• Material for the task:
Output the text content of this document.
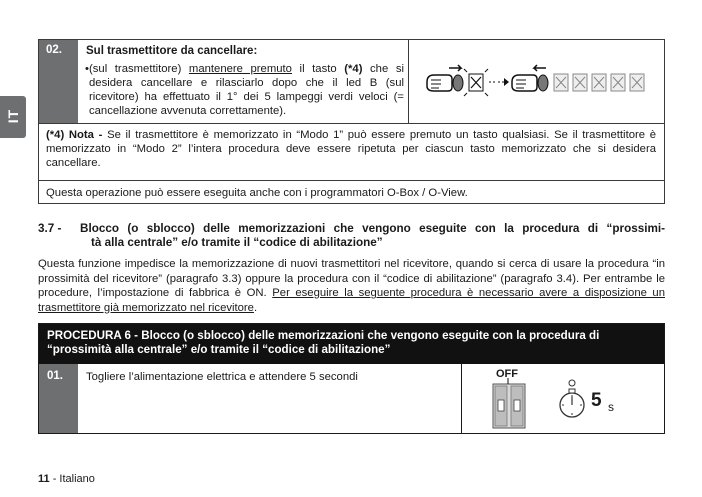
IT
02.	Sul trasmettitore da cancellare:
• (sul trasmettitore) mantenere premuto il tasto (*4) che si desidera cancellare e rilasciarlo dopo che il led B (sul ricevitore) ha effettuato il 1° dei 5 lampeggi verdi veloci (= cancellazione avvenuta correttamente).
(*4) Nota - Se il trasmettitore è memorizzato in “Modo 1” può essere premuto un tasto qualsiasi. Se il trasmettitore è memorizzato in “Modo 2” l’intera procedura deve essere ripetuta per ciascun tasto memorizzato che si desidera cancellare.
Questa operazione può essere eseguita anche con i programmatori O-Box / O-View.
3.7 - Blocco (o sblocco) delle memorizzazioni che vengono eseguite con la procedura di “prossimi-
tà alla centrale” e/o tramite il “codice di abilitazione”
Questa funzione impedisce la memorizzazione di nuovi trasmettitori nel ricevitore, quando si cerca di usare la procedura “in prossimità del ricevitore” (paragrafo 3.3) oppure la procedura con il “codice di abilitazione” (paragrafo 3.4). Per entrambe le procedure, l’impostazione di fabbrica è ON. Per eseguire la seguente procedura è necessario avere a disposizione un trasmettitore già memorizzato nel ricevitore.
PROCEDURA 6 - Blocco (o sblocco) delle memorizzazioni che vengono eseguite con la procedura di “prossimità alla centrale” e/o tramite il “codice di abilitazione”
01.	Togliere l’alimentazione elettrica e attendere 5 secondi	OFF
5 s
11 - Italiano
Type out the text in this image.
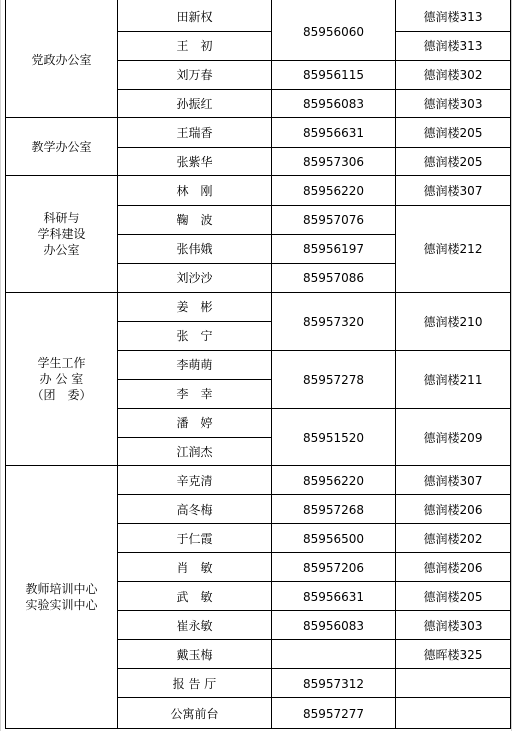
党政办公室
教学办公室
科研与
学科建设
办公室
学生工作
办 公 室
（团　委）
教师培训中心
实验实训中心
田新权
王　初
刘万春
孙振红
王瑞香
张紫华
林　刚
鞠　波
张伟娥
刘沙沙
姜　彬
张　宁
李萌萌
李　幸
潘　婷
江润杰
辛克清
高冬梅
于仁霞
肖　敏
武　敏
崔永敏
戴玉梅
报 告 厅
公寓前台
85956060
85956115
85956083
85956631
85957306
85956220
85957076
85956197
85957086
85957320
85957278
85951520
85956220
85957268
85956500
85957206
85956631
85956083
85957312
85957277
德润楼313
德润楼313
德润楼302
德润楼303
德润楼205
德润楼205
德润楼307
德润楼212
德润楼210
德润楼211
德润楼209
德润楼307
德润楼206
德润楼202
德润楼206
德润楼205
德润楼303
德晖楼325
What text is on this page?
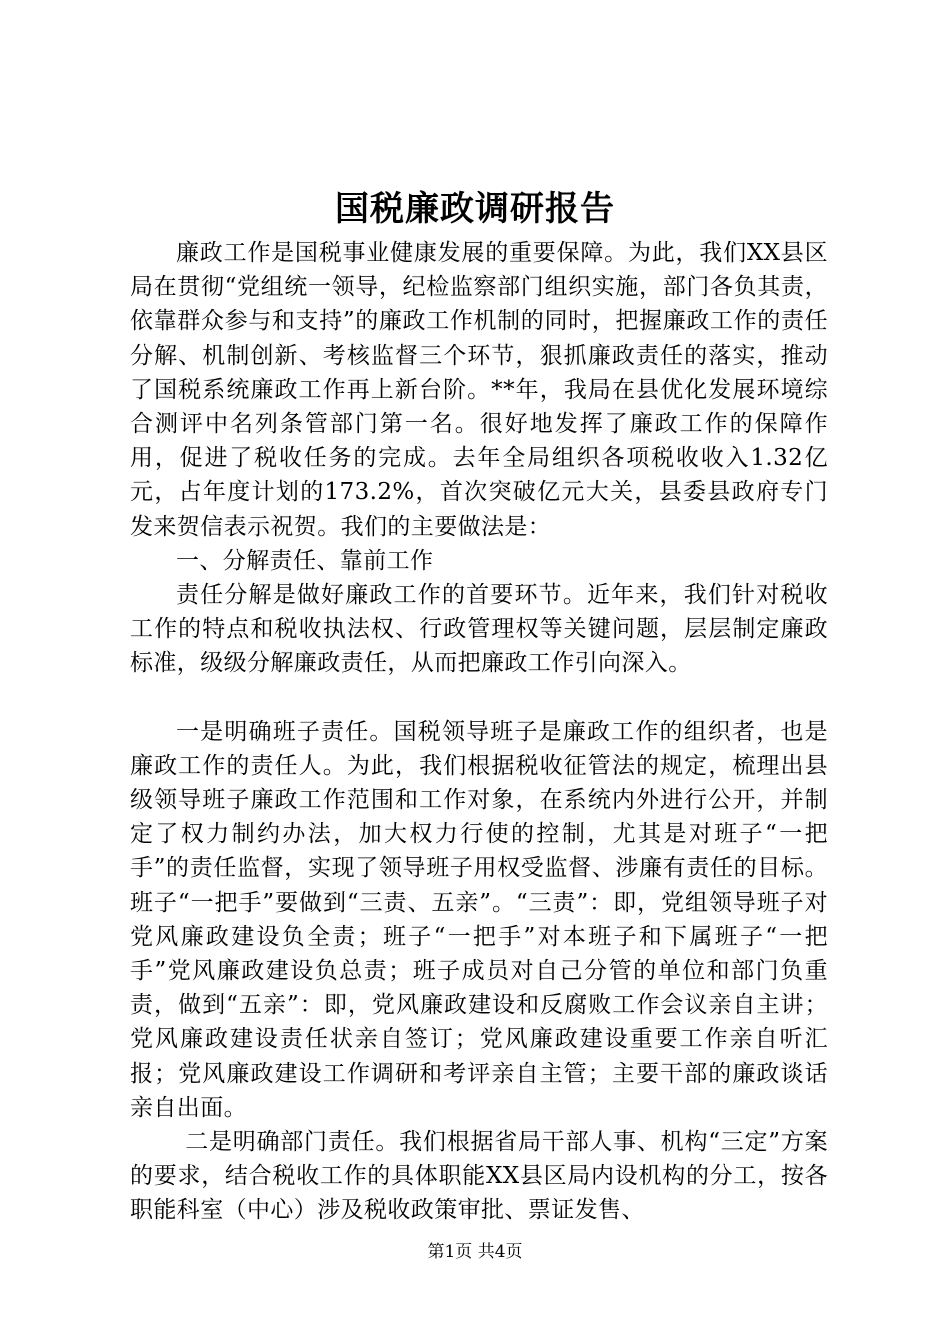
国税廉政调研报告

廉政工作是国税事业健康发展的重要保障。为此，我们XX县区局在贯彻“党组统一领导，纪检监察部门组织实施，部门各负其责，依靠群众参与和支持”的廉政工作机制的同时，把握廉政工作的责任分解、机制创新、考核监督三个环节，狠抓廉政责任的落实，推动了国税系统廉政工作再上新台阶。**年，我局在县优化发展环境综合测评中名列条管部门第一名。很好地发挥了廉政工作的保障作用，促进了税收任务的完成。去年全局组织各项税收收入1.32亿元，占年度计划的173.2%，首次突破亿元大关，县委县政府专门发来贺信表示祝贺。我们的主要做法是：

一、分解责任、靠前工作

责任分解是做好廉政工作的首要环节。近年来，我们针对税收工作的特点和税收执法权、行政管理权等关键问题，层层制定廉政标准，级级分解廉政责任，从而把廉政工作引向深入。

一是明确班子责任。国税领导班子是廉政工作的组织者，也是廉政工作的责任人。为此，我们根据税收征管法的规定，梳理出县级领导班子廉政工作范围和工作对象，在系统内外进行公开，并制定了权力制约办法，加大权力行使的控制，尤其是对班子“一把手”的责任监督，实现了领导班子用权受监督、涉廉有责任的目标。班子“一把手”要做到“三责、五亲”。“三责”：即，党组领导班子对党风廉政建设负全责；班子“一把手”对本班子和下属班子“一把手”党风廉政建设负总责；班子成员对自己分管的单位和部门负重责，做到“五亲”：即，党风廉政建设和反腐败工作会议亲自主讲；党风廉政建设责任状亲自签订；党风廉政建设重要工作亲自听汇报；党风廉政建设工作调研和考评亲自主管；主要干部的廉政谈话亲自出面。

二是明确部门责任。我们根据省局干部人事、机构“三定”方案的要求，结合税收工作的具体职能XX县区局内设机构的分工，按各职能科室（中心）涉及税收政策审批、票证发售、

第1页 共4页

• Aim: Count the lines above in which the word "codice" appears, then state only that count.

• Task solution: 3